## Begin INPUT

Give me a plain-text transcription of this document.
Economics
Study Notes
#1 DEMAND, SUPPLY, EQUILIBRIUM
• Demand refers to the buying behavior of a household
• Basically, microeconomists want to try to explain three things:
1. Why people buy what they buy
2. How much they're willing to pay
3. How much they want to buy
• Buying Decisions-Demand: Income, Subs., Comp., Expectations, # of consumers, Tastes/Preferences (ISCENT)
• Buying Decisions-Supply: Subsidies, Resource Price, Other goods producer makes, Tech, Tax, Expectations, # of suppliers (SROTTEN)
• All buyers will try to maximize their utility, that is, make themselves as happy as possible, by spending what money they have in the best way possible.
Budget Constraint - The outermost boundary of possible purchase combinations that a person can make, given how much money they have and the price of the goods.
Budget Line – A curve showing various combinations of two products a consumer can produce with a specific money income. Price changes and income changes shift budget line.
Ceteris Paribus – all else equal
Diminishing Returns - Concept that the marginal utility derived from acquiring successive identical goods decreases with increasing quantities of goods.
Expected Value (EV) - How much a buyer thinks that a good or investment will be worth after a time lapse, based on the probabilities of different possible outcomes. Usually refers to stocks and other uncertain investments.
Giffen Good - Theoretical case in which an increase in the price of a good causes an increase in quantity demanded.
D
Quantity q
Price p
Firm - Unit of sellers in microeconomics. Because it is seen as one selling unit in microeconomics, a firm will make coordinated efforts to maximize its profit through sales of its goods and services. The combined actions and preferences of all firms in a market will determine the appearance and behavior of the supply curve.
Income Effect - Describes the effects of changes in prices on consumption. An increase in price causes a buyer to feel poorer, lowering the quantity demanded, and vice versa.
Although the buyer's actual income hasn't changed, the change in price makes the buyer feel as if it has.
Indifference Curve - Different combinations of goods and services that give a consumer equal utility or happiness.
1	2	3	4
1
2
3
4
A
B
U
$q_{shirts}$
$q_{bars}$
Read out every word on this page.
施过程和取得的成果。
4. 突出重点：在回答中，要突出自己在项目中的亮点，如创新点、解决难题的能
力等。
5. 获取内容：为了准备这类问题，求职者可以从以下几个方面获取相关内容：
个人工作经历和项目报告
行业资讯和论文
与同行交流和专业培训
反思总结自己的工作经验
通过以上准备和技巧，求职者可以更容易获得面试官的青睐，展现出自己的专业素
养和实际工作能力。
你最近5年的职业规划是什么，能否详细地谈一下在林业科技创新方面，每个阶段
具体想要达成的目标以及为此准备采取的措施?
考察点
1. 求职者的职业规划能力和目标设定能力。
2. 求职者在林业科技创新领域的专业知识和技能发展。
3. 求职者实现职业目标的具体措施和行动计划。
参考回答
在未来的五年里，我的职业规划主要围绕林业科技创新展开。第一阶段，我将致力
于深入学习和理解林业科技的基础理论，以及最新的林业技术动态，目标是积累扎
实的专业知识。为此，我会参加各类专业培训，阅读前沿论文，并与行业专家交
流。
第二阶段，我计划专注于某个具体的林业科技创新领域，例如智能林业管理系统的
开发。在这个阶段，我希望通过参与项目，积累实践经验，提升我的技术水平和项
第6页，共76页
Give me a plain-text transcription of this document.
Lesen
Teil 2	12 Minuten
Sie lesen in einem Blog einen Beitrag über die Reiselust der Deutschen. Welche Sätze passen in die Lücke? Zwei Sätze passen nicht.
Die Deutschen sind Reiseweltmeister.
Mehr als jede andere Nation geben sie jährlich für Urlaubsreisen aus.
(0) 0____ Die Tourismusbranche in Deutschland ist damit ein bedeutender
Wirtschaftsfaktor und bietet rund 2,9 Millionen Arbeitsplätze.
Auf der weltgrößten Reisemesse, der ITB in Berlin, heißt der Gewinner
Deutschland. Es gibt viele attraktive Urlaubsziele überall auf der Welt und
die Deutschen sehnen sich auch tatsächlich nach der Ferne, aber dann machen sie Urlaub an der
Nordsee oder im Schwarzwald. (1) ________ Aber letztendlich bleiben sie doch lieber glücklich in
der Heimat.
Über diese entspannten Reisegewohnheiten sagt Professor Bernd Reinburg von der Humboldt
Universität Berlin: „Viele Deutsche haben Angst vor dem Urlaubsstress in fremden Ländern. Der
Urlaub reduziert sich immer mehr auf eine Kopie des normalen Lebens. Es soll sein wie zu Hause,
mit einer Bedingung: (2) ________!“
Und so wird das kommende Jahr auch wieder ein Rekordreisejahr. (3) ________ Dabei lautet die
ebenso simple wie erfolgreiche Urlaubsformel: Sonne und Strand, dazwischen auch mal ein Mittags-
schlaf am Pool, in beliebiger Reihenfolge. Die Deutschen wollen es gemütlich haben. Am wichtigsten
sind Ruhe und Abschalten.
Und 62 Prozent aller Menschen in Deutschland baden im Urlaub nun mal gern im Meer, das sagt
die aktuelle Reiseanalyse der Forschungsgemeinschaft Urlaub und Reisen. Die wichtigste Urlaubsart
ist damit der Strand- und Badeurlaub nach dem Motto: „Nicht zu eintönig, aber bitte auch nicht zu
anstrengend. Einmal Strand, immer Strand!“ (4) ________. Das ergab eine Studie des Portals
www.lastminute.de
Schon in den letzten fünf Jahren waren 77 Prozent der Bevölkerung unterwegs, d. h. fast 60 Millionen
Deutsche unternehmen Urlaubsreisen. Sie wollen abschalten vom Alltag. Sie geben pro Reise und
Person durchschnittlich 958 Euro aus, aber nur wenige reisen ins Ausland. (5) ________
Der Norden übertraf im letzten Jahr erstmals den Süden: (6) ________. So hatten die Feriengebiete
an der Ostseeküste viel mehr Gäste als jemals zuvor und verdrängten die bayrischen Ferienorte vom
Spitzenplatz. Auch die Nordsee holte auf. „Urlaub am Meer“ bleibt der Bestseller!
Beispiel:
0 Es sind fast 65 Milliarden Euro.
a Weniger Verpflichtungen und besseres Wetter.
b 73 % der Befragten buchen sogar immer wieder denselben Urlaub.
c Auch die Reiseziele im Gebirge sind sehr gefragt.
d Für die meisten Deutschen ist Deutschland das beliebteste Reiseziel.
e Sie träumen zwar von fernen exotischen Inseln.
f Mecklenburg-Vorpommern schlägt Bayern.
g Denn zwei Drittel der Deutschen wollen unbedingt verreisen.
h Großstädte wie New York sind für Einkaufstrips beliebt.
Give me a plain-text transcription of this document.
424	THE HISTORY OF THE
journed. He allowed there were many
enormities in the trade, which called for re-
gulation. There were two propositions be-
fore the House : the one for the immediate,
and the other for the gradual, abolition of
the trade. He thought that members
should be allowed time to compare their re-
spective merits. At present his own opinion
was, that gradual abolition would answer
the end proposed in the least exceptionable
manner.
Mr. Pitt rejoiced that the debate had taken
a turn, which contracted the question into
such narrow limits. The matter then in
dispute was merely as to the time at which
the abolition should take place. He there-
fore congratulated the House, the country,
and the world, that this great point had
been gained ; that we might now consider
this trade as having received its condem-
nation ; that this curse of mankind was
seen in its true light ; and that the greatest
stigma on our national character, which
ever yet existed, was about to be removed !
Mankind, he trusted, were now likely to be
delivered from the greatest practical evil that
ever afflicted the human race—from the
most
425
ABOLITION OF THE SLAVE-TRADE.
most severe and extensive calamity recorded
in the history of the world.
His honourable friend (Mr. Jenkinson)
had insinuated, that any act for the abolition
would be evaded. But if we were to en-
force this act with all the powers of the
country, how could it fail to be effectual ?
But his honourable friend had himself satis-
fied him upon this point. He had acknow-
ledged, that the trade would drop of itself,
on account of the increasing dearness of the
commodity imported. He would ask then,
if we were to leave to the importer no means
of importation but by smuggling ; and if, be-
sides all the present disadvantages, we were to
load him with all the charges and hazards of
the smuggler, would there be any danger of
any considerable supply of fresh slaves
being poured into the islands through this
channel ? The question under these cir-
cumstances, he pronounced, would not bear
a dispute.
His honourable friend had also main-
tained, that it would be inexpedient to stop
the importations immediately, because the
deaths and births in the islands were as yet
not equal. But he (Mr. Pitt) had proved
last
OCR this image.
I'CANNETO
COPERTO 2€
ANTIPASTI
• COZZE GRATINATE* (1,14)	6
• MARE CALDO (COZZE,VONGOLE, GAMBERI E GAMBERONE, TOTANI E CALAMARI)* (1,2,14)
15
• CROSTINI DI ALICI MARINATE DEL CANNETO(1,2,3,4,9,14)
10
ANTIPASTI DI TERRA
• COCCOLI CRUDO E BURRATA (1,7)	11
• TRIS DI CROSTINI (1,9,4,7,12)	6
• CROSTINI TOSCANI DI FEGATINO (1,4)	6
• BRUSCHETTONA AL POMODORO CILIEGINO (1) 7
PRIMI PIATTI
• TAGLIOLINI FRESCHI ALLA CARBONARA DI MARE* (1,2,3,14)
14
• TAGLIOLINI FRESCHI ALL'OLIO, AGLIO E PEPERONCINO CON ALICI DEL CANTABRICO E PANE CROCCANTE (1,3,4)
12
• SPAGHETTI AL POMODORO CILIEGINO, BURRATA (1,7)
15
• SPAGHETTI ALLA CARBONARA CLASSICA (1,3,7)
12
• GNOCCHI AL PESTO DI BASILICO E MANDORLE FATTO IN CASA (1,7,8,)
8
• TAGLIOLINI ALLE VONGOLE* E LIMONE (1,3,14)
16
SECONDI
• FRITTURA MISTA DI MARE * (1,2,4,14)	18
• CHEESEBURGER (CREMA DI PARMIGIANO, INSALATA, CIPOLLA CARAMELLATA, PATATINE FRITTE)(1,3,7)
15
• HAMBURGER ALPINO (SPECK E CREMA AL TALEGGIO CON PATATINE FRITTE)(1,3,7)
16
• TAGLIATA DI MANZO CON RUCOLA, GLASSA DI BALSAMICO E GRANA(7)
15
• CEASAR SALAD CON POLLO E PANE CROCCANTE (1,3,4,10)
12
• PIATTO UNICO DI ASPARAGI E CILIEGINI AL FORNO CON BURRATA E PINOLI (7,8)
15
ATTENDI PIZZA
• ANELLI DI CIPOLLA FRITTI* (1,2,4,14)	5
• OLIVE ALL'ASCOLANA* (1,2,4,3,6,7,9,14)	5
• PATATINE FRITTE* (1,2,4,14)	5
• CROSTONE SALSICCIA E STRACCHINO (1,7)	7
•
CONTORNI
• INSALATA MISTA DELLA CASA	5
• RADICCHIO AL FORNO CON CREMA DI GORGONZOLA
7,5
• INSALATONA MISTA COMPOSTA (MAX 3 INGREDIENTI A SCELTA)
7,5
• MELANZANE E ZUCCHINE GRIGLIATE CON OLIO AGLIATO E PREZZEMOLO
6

## End INPUT

TASK REQUIREMENTS: Select and copy every line of the listing with the word "Budget".

ANSWER TO THE EXERCISE:
Budget Constraint - The outermost boundary of possible purchase combinations that a person can make, given how much money they have and the price of the goods.
Budget Line – A curve showing various combinations of two products a consumer can produce with a specific money income. Price changes and income changes shift budget line.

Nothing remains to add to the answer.